→ Set exercise: Transcribe all of the records precisely as they are presented.

— BEGIN Supplied material —

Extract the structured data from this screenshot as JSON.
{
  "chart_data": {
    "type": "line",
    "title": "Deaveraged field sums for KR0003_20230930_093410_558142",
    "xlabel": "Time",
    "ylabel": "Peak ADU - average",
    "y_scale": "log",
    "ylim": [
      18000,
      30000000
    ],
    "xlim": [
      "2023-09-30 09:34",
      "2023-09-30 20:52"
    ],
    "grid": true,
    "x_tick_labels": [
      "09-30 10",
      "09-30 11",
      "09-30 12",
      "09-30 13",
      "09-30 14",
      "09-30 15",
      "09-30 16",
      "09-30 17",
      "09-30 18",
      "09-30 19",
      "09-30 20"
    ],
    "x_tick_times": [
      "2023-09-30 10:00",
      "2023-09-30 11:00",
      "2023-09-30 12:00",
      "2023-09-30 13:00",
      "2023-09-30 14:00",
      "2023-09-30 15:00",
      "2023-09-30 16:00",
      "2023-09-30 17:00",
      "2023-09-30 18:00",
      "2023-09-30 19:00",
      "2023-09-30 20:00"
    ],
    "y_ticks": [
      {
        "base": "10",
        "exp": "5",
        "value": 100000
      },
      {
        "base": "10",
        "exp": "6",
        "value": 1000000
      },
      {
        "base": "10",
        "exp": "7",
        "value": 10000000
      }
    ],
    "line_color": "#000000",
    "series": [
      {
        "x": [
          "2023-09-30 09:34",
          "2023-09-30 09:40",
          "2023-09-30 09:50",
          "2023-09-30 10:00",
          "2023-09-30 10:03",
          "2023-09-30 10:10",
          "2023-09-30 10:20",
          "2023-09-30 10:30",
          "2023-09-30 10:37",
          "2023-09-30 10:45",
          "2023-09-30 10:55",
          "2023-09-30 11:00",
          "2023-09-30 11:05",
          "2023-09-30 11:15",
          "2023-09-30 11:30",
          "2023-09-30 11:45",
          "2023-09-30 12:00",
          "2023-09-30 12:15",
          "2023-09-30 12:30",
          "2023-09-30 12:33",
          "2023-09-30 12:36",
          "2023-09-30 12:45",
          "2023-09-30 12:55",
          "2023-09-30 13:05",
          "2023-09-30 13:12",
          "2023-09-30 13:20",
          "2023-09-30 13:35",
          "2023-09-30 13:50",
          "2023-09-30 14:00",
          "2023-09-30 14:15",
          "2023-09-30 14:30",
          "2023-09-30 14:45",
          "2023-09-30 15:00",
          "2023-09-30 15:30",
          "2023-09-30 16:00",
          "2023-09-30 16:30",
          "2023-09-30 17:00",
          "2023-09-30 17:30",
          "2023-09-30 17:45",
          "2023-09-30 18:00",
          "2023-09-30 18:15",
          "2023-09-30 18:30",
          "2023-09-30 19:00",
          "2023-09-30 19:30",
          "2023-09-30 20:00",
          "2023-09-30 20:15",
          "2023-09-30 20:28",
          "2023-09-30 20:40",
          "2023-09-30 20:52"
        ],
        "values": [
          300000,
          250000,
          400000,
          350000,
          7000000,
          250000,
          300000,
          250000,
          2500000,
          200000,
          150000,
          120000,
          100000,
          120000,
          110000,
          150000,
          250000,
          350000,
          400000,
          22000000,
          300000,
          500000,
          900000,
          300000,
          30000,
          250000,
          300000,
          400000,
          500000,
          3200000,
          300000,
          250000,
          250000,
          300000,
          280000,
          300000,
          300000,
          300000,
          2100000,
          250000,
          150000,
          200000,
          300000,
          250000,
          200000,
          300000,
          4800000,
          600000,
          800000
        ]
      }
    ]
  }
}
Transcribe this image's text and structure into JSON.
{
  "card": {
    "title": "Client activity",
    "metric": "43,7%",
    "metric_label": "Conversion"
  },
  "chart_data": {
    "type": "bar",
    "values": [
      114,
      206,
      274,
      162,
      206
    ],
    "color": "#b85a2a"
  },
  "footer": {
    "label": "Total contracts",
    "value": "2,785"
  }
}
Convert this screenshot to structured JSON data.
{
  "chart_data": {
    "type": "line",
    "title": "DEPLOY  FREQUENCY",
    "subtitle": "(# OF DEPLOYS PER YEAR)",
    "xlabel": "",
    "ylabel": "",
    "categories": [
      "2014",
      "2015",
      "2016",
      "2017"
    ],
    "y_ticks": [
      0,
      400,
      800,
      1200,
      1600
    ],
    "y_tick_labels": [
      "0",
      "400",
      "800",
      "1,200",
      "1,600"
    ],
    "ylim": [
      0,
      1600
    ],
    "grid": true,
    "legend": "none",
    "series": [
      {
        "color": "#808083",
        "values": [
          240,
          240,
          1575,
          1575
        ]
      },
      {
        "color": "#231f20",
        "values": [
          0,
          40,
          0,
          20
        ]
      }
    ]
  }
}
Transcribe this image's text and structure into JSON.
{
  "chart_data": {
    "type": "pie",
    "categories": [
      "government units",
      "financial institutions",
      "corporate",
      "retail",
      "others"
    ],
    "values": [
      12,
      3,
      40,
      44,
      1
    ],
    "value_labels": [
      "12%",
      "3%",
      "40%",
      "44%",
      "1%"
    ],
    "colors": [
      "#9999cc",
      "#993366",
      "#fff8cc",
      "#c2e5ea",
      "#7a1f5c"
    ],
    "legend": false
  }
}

— END Supplied material —

→ Problem solution:
Extract the structured data from this screenshot as JSON.
{
  "chart_data": {
    "type": "line",
    "title": "Deaveraged field sums for KR0003_20230930_093410_558142",
    "xlabel": "Time",
    "ylabel": "Peak ADU - average",
    "y_scale": "log",
    "ylim": [
      18000,
      30000000
    ],
    "xlim": [
      "2023-09-30 09:34",
      "2023-09-30 20:52"
    ],
    "grid": true,
    "x_tick_labels": [
      "09-30 10",
      "09-30 11",
      "09-30 12",
      "09-30 13",
      "09-30 14",
      "09-30 15",
      "09-30 16",
      "09-30 17",
      "09-30 18",
      "09-30 19",
      "09-30 20"
    ],
    "x_tick_times": [
      "2023-09-30 10:00",
      "2023-09-30 11:00",
      "2023-09-30 12:00",
      "2023-09-30 13:00",
      "2023-09-30 14:00",
      "2023-09-30 15:00",
      "2023-09-30 16:00",
      "2023-09-30 17:00",
      "2023-09-30 18:00",
      "2023-09-30 19:00",
      "2023-09-30 20:00"
    ],
    "y_ticks": [
      {
        "base": "10",
        "exp": "5",
        "value": 100000
      },
      {
        "base": "10",
        "exp": "6",
        "value": 1000000
      },
      {
        "base": "10",
        "exp": "7",
        "value": 10000000
      }
    ],
    "line_color": "#000000",
    "series": [
      {
        "x": [
          "2023-09-30 09:34",
          "2023-09-30 09:40",
          "2023-09-30 09:50",
          "2023-09-30 10:00",
          "2023-09-30 10:03",
          "2023-09-30 10:10",
          "2023-09-30 10:20",
          "2023-09-30 10:30",
          "2023-09-30 10:37",
          "2023-09-30 10:45",
          "2023-09-30 10:55",
          "2023-09-30 11:00",
          "2023-09-30 11:05",
          "2023-09-30 11:15",
          "2023-09-30 11:30",
          "2023-09-30 11:45",
          "2023-09-30 12:00",
          "2023-09-30 12:15",
          "2023-09-30 12:30",
          "2023-09-30 12:33",
          "2023-09-30 12:36",
          "2023-09-30 12:45",
          "2023-09-30 12:55",
          "2023-09-30 13:05",
          "2023-09-30 13:12",
          "2023-09-30 13:20",
          "2023-09-30 13:35",
          "2023-09-30 13:50",
          "2023-09-30 14:00",
          "2023-09-30 14:15",
          "2023-09-30 14:30",
          "2023-09-30 14:45",
          "2023-09-30 15:00",
          "2023-09-30 15:30",
          "2023-09-30 16:00",
          "2023-09-30 16:30",
          "2023-09-30 17:00",
          "2023-09-30 17:30",
          "2023-09-30 17:45",
          "2023-09-30 18:00",
          "2023-09-30 18:15",
          "2023-09-30 18:30",
          "2023-09-30 19:00",
          "2023-09-30 19:30",
          "2023-09-30 20:00",
          "2023-09-30 20:15",
          "2023-09-30 20:28",
          "2023-09-30 20:40",
          "2023-09-30 20:52"
        ],
        "values": [
          300000,
          250000,
          400000,
          350000,
          7000000,
          250000,
          300000,
          250000,
          2500000,
          200000,
          150000,
          120000,
          100000,
          120000,
          110000,
          150000,
          250000,
          350000,
          400000,
          22000000,
          300000,
          500000,
          900000,
          300000,
          30000,
          250000,
          300000,
          400000,
          500000,
          3200000,
          300000,
          250000,
          250000,
          300000,
          280000,
          300000,
          300000,
          300000,
          2100000,
          250000,
          150000,
          200000,
          300000,
          250000,
          200000,
          300000,
          4800000,
          600000,
          800000
        ]
      }
    ]
  }
}
Transcribe this image's text and structure into JSON.
{
  "card": {
    "title": "Client activity",
    "metric": "43,7%",
    "metric_label": "Conversion"
  },
  "chart_data": {
    "type": "bar",
    "values": [
      114,
      206,
      274,
      162,
      206
    ],
    "color": "#b85a2a"
  },
  "footer": {
    "label": "Total contracts",
    "value": "2,785"
  }
}
Convert this screenshot to structured JSON data.
{
  "chart_data": {
    "type": "line",
    "title": "DEPLOY  FREQUENCY",
    "subtitle": "(# OF DEPLOYS PER YEAR)",
    "xlabel": "",
    "ylabel": "",
    "categories": [
      "2014",
      "2015",
      "2016",
      "2017"
    ],
    "y_ticks": [
      0,
      400,
      800,
      1200,
      1600
    ],
    "y_tick_labels": [
      "0",
      "400",
      "800",
      "1,200",
      "1,600"
    ],
    "ylim": [
      0,
      1600
    ],
    "grid": true,
    "legend": "none",
    "series": [
      {
        "color": "#808083",
        "values": [
          240,
          240,
          1575,
          1575
        ]
      },
      {
        "color": "#231f20",
        "values": [
          0,
          40,
          0,
          20
        ]
      }
    ]
  }
}
Transcribe this image's text and structure into JSON.
{
  "chart_data": {
    "type": "pie",
    "categories": [
      "government units",
      "financial institutions",
      "corporate",
      "retail",
      "others"
    ],
    "values": [
      12,
      3,
      40,
      44,
      1
    ],
    "value_labels": [
      "12%",
      "3%",
      "40%",
      "44%",
      "1%"
    ],
    "colors": [
      "#9999cc",
      "#993366",
      "#fff8cc",
      "#c2e5ea",
      "#7a1f5c"
    ],
    "legend": false
  }
}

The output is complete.